Extrait à lire »
Les dockers de Gênes affrontent Bahri Logistics sur ses livraisons d'armes dans le contexte des guerres au Moyen-Orient

Les dockers de Gênes, en Italie, tiennent bon contre les livraisons d'armes à destination d'Israël et du Moyen-Orient, après avoir bloqué (article en anglais) les livraisons d'armes à bord du Bahri Yanbu, un navire appartenant à la compagnie maritime saoudienne Bahri Logistics.

De premières informations indiquaient que les armes qu’ils avaient trouvées étaient destinées à Israël. Bahri a ensuite émis un démenti catégorique, accusant les militants de propager «de fausses allégations et des rumeurs malveillantes». Le Collettivo Autonomo Lavoratori Portuali (CALP), un collectif de dockers de Gênes, a réagi par une déclaration dénonçant le trafic d'armes de Bahri et la militarisation de la Méditerranée.

Consigne 1 » Recopiez le passage de l'article sur les dockers de Gênes qui commence par « Les dockers de Gênes, en » et se poursuit jusqu'à « saoudienne Bahri Logistics. ».

Données fournies »
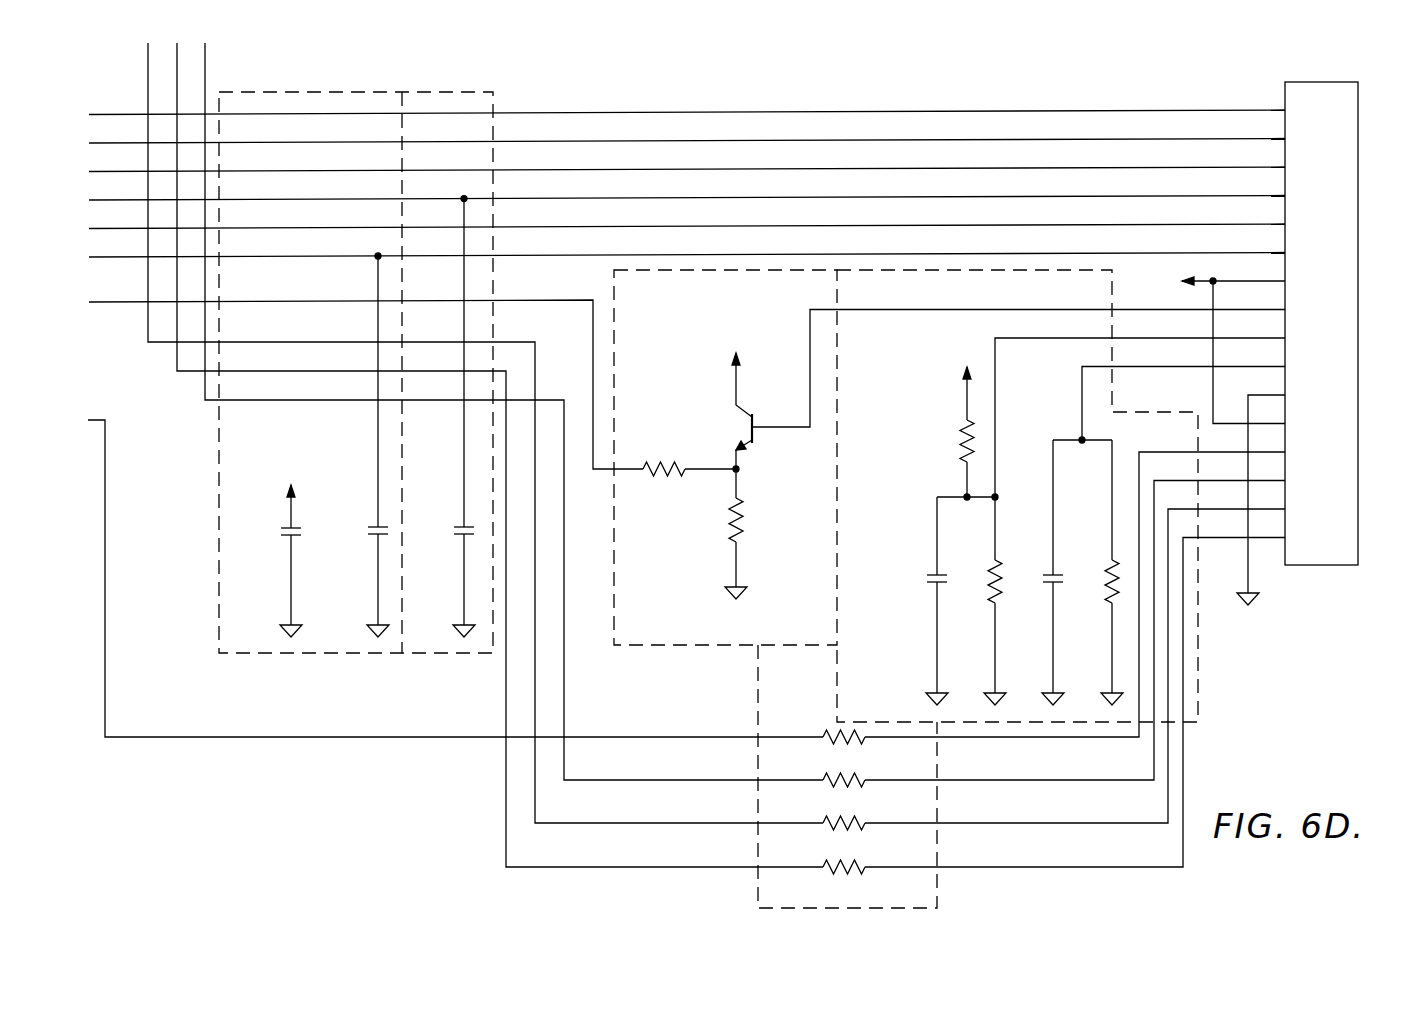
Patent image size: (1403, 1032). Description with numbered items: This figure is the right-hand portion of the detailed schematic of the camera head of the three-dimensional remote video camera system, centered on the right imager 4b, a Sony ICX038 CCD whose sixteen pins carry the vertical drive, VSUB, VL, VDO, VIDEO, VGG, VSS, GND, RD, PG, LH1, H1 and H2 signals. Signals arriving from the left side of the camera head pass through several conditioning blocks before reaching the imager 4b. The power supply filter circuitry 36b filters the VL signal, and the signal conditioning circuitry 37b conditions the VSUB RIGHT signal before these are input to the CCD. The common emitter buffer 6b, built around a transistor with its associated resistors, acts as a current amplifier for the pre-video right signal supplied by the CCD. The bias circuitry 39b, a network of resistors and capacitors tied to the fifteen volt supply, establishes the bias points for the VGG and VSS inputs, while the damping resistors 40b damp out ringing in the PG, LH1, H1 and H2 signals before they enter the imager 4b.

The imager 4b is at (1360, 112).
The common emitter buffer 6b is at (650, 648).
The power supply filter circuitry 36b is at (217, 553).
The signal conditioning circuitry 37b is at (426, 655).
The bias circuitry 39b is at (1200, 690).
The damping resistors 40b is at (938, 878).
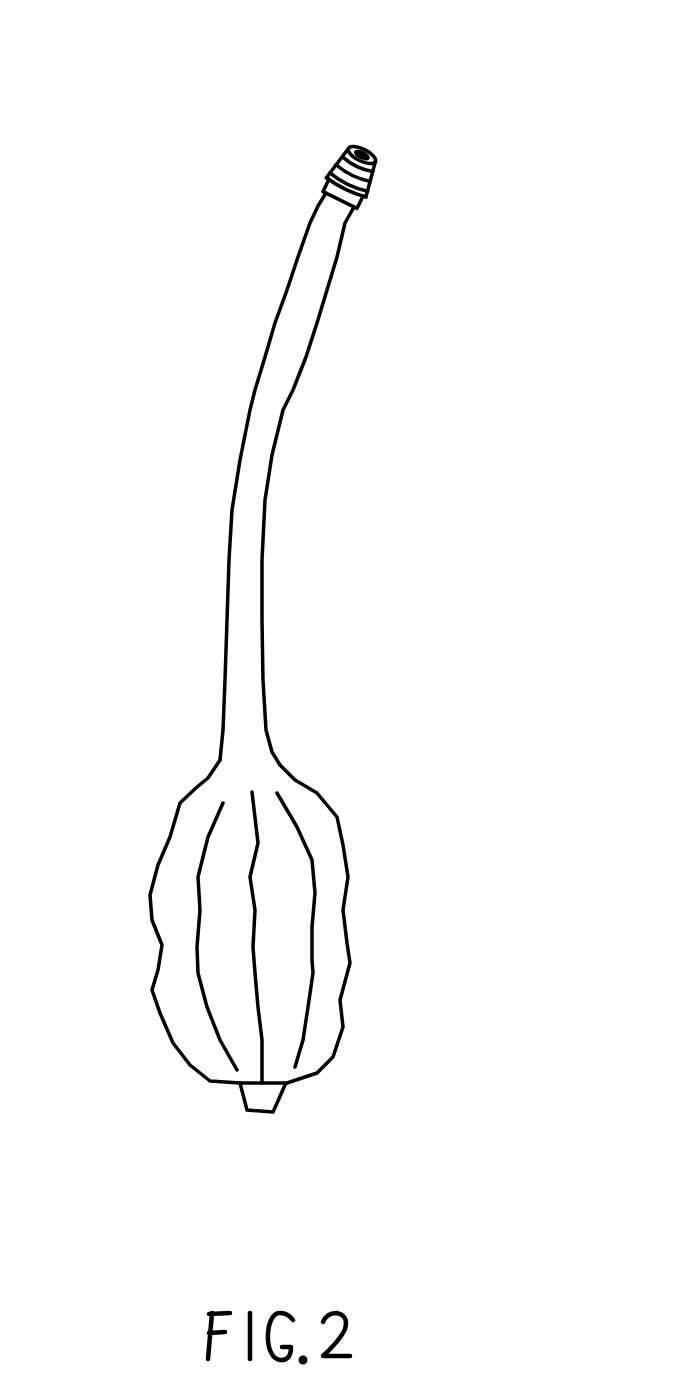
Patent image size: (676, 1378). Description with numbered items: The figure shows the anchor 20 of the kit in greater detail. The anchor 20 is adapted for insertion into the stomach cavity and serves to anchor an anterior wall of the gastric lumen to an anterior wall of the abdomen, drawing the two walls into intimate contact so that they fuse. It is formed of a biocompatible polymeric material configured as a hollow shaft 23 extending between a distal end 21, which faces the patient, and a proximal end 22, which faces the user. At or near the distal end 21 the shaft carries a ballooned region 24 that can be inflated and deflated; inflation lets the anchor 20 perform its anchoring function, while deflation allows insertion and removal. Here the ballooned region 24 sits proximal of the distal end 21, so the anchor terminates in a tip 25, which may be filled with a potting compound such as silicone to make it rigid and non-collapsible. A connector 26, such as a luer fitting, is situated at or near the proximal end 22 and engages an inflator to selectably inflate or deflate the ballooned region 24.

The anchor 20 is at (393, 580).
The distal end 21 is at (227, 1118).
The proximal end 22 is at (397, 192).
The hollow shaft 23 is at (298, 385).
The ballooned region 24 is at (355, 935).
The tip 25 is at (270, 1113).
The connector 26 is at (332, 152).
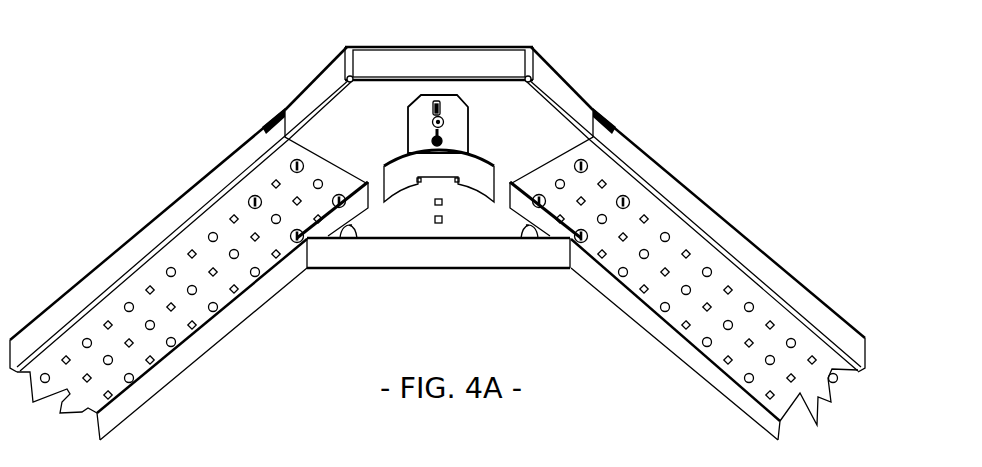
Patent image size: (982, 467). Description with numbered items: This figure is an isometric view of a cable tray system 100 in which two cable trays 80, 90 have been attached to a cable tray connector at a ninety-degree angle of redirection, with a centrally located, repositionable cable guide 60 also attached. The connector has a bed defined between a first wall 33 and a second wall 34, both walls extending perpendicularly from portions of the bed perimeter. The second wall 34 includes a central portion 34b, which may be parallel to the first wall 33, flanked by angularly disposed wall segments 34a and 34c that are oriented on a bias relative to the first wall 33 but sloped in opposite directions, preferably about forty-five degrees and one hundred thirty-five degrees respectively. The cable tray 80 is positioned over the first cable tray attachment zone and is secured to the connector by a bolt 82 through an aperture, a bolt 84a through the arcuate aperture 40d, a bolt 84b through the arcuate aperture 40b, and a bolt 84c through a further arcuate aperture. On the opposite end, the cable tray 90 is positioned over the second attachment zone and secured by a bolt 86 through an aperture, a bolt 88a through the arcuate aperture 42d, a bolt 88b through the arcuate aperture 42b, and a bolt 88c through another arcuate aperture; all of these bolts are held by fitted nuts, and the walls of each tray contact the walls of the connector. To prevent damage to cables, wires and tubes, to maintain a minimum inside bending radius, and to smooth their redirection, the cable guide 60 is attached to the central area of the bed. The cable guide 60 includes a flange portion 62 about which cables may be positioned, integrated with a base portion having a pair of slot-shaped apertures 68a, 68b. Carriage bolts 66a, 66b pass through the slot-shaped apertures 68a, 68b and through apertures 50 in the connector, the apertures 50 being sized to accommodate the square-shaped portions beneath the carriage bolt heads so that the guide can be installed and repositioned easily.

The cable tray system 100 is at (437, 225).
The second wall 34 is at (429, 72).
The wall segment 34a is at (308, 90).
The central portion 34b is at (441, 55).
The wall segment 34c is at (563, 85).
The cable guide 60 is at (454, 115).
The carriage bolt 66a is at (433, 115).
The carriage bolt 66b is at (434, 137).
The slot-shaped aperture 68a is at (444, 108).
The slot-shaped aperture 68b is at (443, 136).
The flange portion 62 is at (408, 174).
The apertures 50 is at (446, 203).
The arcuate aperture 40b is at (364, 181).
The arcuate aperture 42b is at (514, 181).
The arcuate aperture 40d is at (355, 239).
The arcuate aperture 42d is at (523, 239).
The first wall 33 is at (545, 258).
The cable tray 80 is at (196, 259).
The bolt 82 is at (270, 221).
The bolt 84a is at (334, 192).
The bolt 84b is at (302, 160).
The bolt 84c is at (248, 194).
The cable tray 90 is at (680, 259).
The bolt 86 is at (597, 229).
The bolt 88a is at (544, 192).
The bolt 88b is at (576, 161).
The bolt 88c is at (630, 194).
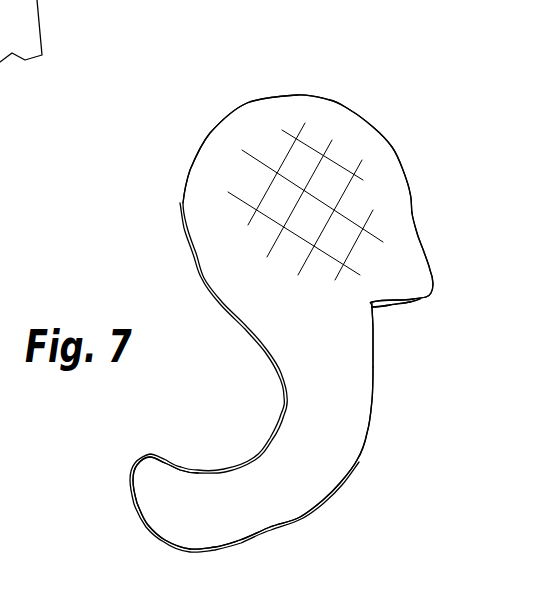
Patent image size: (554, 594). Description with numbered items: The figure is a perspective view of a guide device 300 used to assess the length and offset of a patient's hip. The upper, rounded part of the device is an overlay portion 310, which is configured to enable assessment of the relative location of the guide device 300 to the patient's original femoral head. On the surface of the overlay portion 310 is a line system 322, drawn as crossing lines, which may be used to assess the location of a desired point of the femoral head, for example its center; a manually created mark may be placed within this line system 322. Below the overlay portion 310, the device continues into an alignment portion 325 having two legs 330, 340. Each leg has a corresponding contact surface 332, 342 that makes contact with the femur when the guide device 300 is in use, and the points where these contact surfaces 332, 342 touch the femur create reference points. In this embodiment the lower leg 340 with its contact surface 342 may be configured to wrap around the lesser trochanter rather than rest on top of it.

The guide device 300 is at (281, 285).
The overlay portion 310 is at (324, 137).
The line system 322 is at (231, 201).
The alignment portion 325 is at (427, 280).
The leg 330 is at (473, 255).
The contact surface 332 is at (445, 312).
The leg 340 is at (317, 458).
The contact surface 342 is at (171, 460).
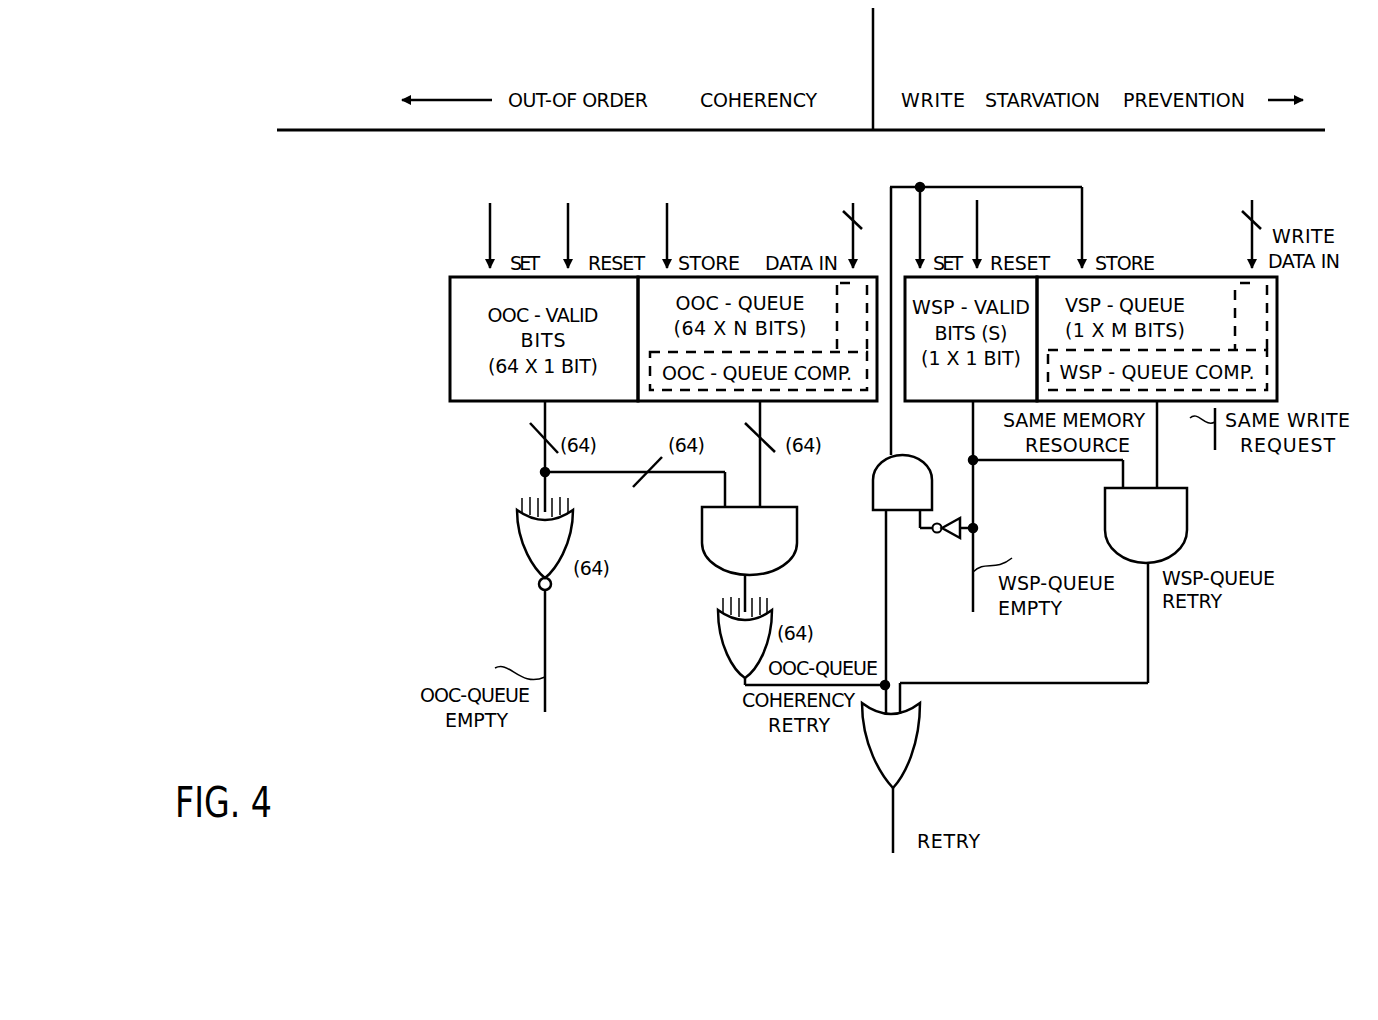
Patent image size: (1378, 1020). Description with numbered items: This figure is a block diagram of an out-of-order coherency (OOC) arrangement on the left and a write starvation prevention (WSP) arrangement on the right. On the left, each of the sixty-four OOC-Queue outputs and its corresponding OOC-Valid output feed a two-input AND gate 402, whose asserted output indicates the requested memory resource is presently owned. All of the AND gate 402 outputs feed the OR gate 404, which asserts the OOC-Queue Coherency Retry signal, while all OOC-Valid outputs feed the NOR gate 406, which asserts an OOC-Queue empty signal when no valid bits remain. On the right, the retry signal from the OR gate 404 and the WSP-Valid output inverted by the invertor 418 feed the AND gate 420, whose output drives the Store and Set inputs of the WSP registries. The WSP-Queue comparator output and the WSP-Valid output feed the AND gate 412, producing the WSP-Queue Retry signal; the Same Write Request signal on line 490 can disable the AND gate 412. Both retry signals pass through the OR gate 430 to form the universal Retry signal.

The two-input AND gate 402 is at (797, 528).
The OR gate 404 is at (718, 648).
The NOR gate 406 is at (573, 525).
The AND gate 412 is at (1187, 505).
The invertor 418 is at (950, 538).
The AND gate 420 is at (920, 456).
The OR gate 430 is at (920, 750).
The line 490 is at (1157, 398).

Consigne 2 » Dans la liste, transcrivez sans modification les lignes qui vont de celle contenant « Patent image size: (676, 1378). » jusqu'à celle contenant « The connector 26 is at (332, 152). », ces deux lignes comprises.

Réponse complète 1 »
Les dockers de Gênes, en Italie, tiennent bon contre les livraisons d'armes à destination d'Israël et du Moyen-Orient, après avoir bloqué (article en anglais) les livraisons d'armes à bord du Bahri Yanbu, un navire appartenant à la compagnie maritime saoudienne Bahri Logistics.

Réponse complète 2 »
Patent image size: (676, 1378). Description with numbered items: The figure shows the anchor 20 of the kit in greater detail. The anchor 20 is adapted for insertion into the stomach cavity and serves to anchor an anterior wall of the gastric lumen to an anterior wall of the abdomen, drawing the two walls into intimate contact so that they fuse. It is formed of a biocompatible polymeric material configured as a hollow shaft 23 extending between a distal end 21, which faces the patient, and a proximal end 22, which faces the user. At or near the distal end 21 the shaft carries a ballooned region 24 that can be inflated and deflated; inflation lets the anchor 20 perform its anchoring function, while deflation allows insertion and removal. Here the ballooned region 24 sits proximal of the distal end 21, so the anchor terminates in a tip 25, which may be filled with a potting compound such as silicone to make it rigid and non-collapsible. A connector 26, such as a luer fitting, is situated at or near the proximal end 22 and engages an inflator to selectably inflate or deflate the ballooned region 24.

The anchor 20 is at (393, 580).
The distal end 21 is at (227, 1118).
The proximal end 22 is at (397, 192).
The hollow shaft 23 is at (298, 385).
The ballooned region 24 is at (355, 935).
The tip 25 is at (270, 1113).
The connector 26 is at (332, 152).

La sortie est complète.